• PROBLEM DETAILS: Extract the entries in their exact form.

• RAW RECORDS:
-*-

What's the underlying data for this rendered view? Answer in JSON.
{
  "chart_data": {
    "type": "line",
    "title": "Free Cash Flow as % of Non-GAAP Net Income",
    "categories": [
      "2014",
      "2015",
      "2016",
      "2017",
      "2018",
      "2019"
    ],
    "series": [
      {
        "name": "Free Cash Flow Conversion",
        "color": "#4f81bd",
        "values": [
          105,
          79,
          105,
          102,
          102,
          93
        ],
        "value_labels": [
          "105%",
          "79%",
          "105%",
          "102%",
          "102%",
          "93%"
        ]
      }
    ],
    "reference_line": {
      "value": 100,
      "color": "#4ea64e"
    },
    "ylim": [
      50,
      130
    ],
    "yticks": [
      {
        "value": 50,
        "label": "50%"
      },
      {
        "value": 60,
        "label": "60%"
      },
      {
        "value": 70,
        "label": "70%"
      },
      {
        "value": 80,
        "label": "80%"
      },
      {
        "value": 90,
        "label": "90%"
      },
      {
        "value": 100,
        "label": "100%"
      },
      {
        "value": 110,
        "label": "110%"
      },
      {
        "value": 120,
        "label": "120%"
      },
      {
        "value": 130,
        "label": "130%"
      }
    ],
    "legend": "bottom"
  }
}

-*-

• EXPECTED ANSWER:
What's the underlying data for this rendered view? Answer in JSON.
{
  "chart_data": {
    "type": "line",
    "title": "Free Cash Flow as % of Non-GAAP Net Income",
    "categories": [
      "2014",
      "2015",
      "2016",
      "2017",
      "2018",
      "2019"
    ],
    "series": [
      {
        "name": "Free Cash Flow Conversion",
        "color": "#4f81bd",
        "values": [
          105,
          79,
          105,
          102,
          102,
          93
        ],
        "value_labels": [
          "105%",
          "79%",
          "105%",
          "102%",
          "102%",
          "93%"
        ]
      }
    ],
    "reference_line": {
      "value": 100,
      "color": "#4ea64e"
    },
    "ylim": [
      50,
      130
    ],
    "yticks": [
      {
        "value": 50,
        "label": "50%"
      },
      {
        "value": 60,
        "label": "60%"
      },
      {
        "value": 70,
        "label": "70%"
      },
      {
        "value": 80,
        "label": "80%"
      },
      {
        "value": 90,
        "label": "90%"
      },
      {
        "value": 100,
        "label": "100%"
      },
      {
        "value": 110,
        "label": "110%"
      },
      {
        "value": 120,
        "label": "120%"
      },
      {
        "value": 130,
        "label": "130%"
      }
    ],
    "legend": "bottom"
  }
}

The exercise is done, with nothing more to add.